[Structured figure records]
--
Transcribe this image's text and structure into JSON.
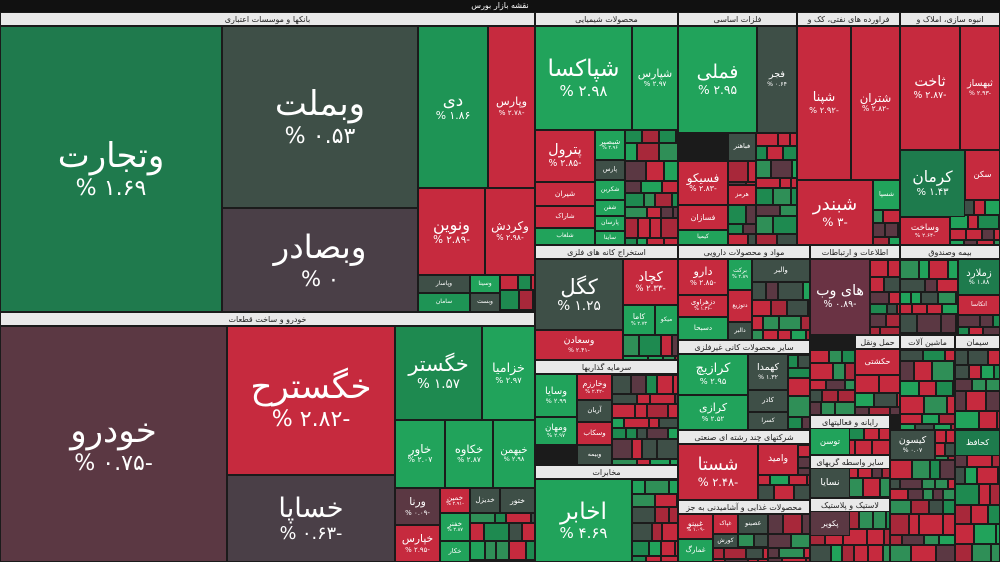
{
  "title": "نقشه بازار بورس",
  "sectors": [
    {
      "title": "بانکها و موسسات اعتباری",
      "tiles": [
        {
          "name": "وتجارت",
          "change": "۱.۶۹ %"
        },
        {
          "name": "وبملت",
          "change": "۰.۵۳ %"
        },
        {
          "name": "وبصادر",
          "change": "۰ %"
        },
        {
          "name": "دی",
          "change": "۱.۸۶ %"
        },
        {
          "name": "وپارس",
          "change": "-۲.۷۸ %"
        },
        {
          "name": "ونوین",
          "change": "-۲.۸۹ %"
        },
        {
          "name": "وکردش",
          "change": "-۲.۹۸ %"
        },
        {
          "name": "وسینا"
        },
        {
          "name": "وپاسار"
        },
        {
          "name": "وبست"
        },
        {
          "name": "سامان"
        }
      ]
    },
    {
      "title": "خودرو و ساخت قطعات",
      "tiles": [
        {
          "name": "خودرو",
          "change": "-۰.۷۵ %"
        },
        {
          "name": "خگسترح",
          "change": "-۲.۸۲ %"
        },
        {
          "name": "خساپا",
          "change": "-۰.۶۳ %"
        },
        {
          "name": "خگستر",
          "change": "۱.۵۷ %"
        },
        {
          "name": "خزامیا",
          "change": "۲.۹۷ %"
        },
        {
          "name": "خاور",
          "change": "۲.۰۷ %"
        },
        {
          "name": "خکاوه",
          "change": "۲.۸۷ %"
        },
        {
          "name": "خبهمن",
          "change": "۲.۹۸ %"
        },
        {
          "name": "ورنا",
          "change": "-۰.۰۹ %"
        },
        {
          "name": "خمین",
          "change": "-۲.۹۱ %"
        },
        {
          "name": "خدیزل"
        },
        {
          "name": "ختور"
        },
        {
          "name": "خفنر",
          "change": "۲.۸۷ %"
        },
        {
          "name": "خکار"
        },
        {
          "name": "خپارس",
          "change": "-۲.۹۵ %"
        }
      ]
    },
    {
      "title": "محصولات شیمیایی",
      "tiles": [
        {
          "name": "شپاکسا",
          "change": "۲.۹۸ %"
        },
        {
          "name": "شپارس",
          "change": "۲.۹۷ %"
        },
        {
          "name": "پترول",
          "change": "-۲.۸۵ %"
        },
        {
          "name": "شبصیر",
          "change": "۲.۹۶ %"
        },
        {
          "name": "پارس"
        },
        {
          "name": "شیران"
        },
        {
          "name": "شکربن"
        },
        {
          "name": "شاراک"
        },
        {
          "name": "شفن"
        },
        {
          "name": "پارسان"
        },
        {
          "name": "شلعاب"
        },
        {
          "name": "ساینا"
        }
      ]
    },
    {
      "title": "فلزات اساسی",
      "tiles": [
        {
          "name": "فملی",
          "change": "۲.۹۵ %"
        },
        {
          "name": "فجر",
          "change": "۰.۶۴ %"
        },
        {
          "name": "فسیکو",
          "change": "-۲.۸۳ %"
        },
        {
          "name": "فباهنر"
        },
        {
          "name": "هرمز"
        },
        {
          "name": "فسازان"
        },
        {
          "name": "کیمیا"
        }
      ]
    },
    {
      "title": "فراورده های نفتی، کک و",
      "tiles": [
        {
          "name": "شپنا",
          "change": "-۲.۹۲ %"
        },
        {
          "name": "شتران",
          "change": "-۲.۸۲ %"
        },
        {
          "name": "شبندر",
          "change": "-۳ %"
        },
        {
          "name": "شسپا"
        }
      ]
    },
    {
      "title": "انبوه سازی، املاک و",
      "tiles": [
        {
          "name": "ثاخت",
          "change": "-۲.۸۷ %"
        },
        {
          "name": "ثبهساز",
          "change": "-۲.۹۳ %"
        },
        {
          "name": "کرمان",
          "change": "۱.۴۳ %"
        },
        {
          "name": "سکن"
        },
        {
          "name": "وساخت",
          "change": "-۲.۶۴ %"
        }
      ]
    },
    {
      "title": "استخراج کانه های فلزی",
      "tiles": [
        {
          "name": "کگل",
          "change": "۱.۲۵ %"
        },
        {
          "name": "کچاد",
          "change": "-۲.۳۳ %"
        },
        {
          "name": "وسعادن",
          "change": "-۲.۴۱ %"
        },
        {
          "name": "کاما",
          "change": "۲.۷۳ %"
        },
        {
          "name": "میکو"
        }
      ]
    },
    {
      "title": "مواد و محصولات دارویی",
      "tiles": [
        {
          "name": "دارو",
          "change": "-۲.۸۵ %"
        },
        {
          "name": "برکت",
          "change": "۲.۸۹ %"
        },
        {
          "name": "والبر"
        },
        {
          "name": "دزهراوی",
          "change": "-۱.۳۶ %"
        },
        {
          "name": "دتوزیع"
        },
        {
          "name": "دسبحا"
        },
        {
          "name": "دالبر"
        }
      ]
    },
    {
      "title": "اطلاعات و ارتباطات",
      "tiles": [
        {
          "name": "های وب",
          "change": "-۰.۸۹ %"
        }
      ]
    },
    {
      "title": "بیمه وصندوق",
      "tiles": [
        {
          "name": "زملارد",
          "change": "۱.۸۸ %"
        },
        {
          "name": "اتکاسا"
        }
      ]
    },
    {
      "title": "سایر محصولات کانی غیرفلزی",
      "tiles": [
        {
          "name": "کرازیچ",
          "change": "۲.۹۵ %"
        },
        {
          "name": "کهمدا",
          "change": "۱.۳۲ %"
        },
        {
          "name": "کرازی",
          "change": "۲.۵۲ %"
        },
        {
          "name": "کاذر"
        },
        {
          "name": "کسرا"
        }
      ]
    },
    {
      "title": "سرمایه گذاریها",
      "tiles": [
        {
          "name": "وسایا",
          "change": "۲.۹۹ %"
        },
        {
          "name": "وخارزم",
          "change": "-۲.۴۲ %"
        },
        {
          "name": "آریان"
        },
        {
          "name": "ومهان",
          "change": "۲.۹۷ %"
        },
        {
          "name": "وسکاب"
        },
        {
          "name": "وبیمه"
        }
      ]
    },
    {
      "title": "مخابرات",
      "tiles": [
        {
          "name": "اخابر",
          "change": "۴.۶۹ %"
        }
      ]
    },
    {
      "title": "شرکتهای چند رشته ای صنعتی",
      "tiles": [
        {
          "name": "شستا",
          "change": "-۲.۴۸ %"
        },
        {
          "name": "وامید"
        }
      ]
    },
    {
      "title": "محصولات غذایی و آشامیدنی به جز",
      "tiles": [
        {
          "name": "غبینو",
          "change": "-۱.۰۹ %"
        },
        {
          "name": "غپاک"
        },
        {
          "name": "غصینو"
        },
        {
          "name": "غمارگ"
        },
        {
          "name": "کورش"
        }
      ]
    },
    {
      "title": "حمل ونقل",
      "tiles": [
        {
          "name": "حکشتی"
        }
      ]
    },
    {
      "title": "ماشین آلات",
      "tiles": [
        {
          "name": "کیسون",
          "change": "۰.۰۷ %"
        }
      ]
    },
    {
      "title": "سیمان",
      "tiles": [
        {
          "name": "کحافظ"
        }
      ]
    },
    {
      "title": "رایانه و فعالیتهای",
      "tiles": [
        {
          "name": "توسن"
        }
      ]
    },
    {
      "title": "سایر واسطه گریهای",
      "tiles": [
        {
          "name": "نسایا"
        }
      ]
    },
    {
      "title": "لاستیک و پلاستیک",
      "tiles": [
        {
          "name": "پکویر"
        }
      ]
    }
  ]
}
--
Your objective -
Which lines contain the word "محصولات"? Copy each one.

Solved problem -
      "title": "محصولات شیمیایی",
      "title": "مواد و محصولات دارویی",
      "title": "سایر محصولات کانی غیرفلزی",
      "title": "محصولات غذایی و آشامیدنی به جز",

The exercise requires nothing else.